**INSTRUCTIONS FOR THE TASK**
All records below must be retyped exactly.

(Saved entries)

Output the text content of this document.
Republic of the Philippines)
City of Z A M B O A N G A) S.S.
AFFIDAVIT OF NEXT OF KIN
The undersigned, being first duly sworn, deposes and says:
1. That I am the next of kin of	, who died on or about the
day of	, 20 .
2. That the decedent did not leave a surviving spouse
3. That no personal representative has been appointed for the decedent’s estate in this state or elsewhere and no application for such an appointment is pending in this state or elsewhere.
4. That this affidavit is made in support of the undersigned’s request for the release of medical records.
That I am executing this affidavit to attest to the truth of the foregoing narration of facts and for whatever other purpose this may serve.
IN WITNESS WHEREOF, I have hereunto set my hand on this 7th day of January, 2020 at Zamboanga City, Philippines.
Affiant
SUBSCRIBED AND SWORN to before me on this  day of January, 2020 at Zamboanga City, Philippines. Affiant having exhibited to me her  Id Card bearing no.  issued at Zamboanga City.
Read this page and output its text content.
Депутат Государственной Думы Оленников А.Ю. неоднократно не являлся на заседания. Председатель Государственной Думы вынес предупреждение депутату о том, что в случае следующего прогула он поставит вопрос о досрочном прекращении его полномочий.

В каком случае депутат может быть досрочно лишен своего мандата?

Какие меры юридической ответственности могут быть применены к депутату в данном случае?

**THE SOLUTION**
Output the text content of this document.
Republic of the Philippines)
City of Z A M B O A N G A) S.S.
AFFIDAVIT OF NEXT OF KIN
The undersigned, being first duly sworn, deposes and says:
1. That I am the next of kin of	, who died on or about the
day of	, 20 .
2. That the decedent did not leave a surviving spouse
3. That no personal representative has been appointed for the decedent’s estate in this state or elsewhere and no application for such an appointment is pending in this state or elsewhere.
4. That this affidavit is made in support of the undersigned’s request for the release of medical records.
That I am executing this affidavit to attest to the truth of the foregoing narration of facts and for whatever other purpose this may serve.
IN WITNESS WHEREOF, I have hereunto set my hand on this 7th day of January, 2020 at Zamboanga City, Philippines.
Affiant
SUBSCRIBED AND SWORN to before me on this  day of January, 2020 at Zamboanga City, Philippines. Affiant having exhibited to me her  Id Card bearing no.  issued at Zamboanga City.
Read this page and output its text content.
Депутат Государственной Думы Оленников А.Ю. неоднократно не являлся на заседания. Председатель Государственной Думы вынес предупреждение депутату о том, что в случае следующего прогула он поставит вопрос о досрочном прекращении его полномочий.

В каком случае депутат может быть досрочно лишен своего мандата?

Какие меры юридической ответственности могут быть применены к депутату в данном случае?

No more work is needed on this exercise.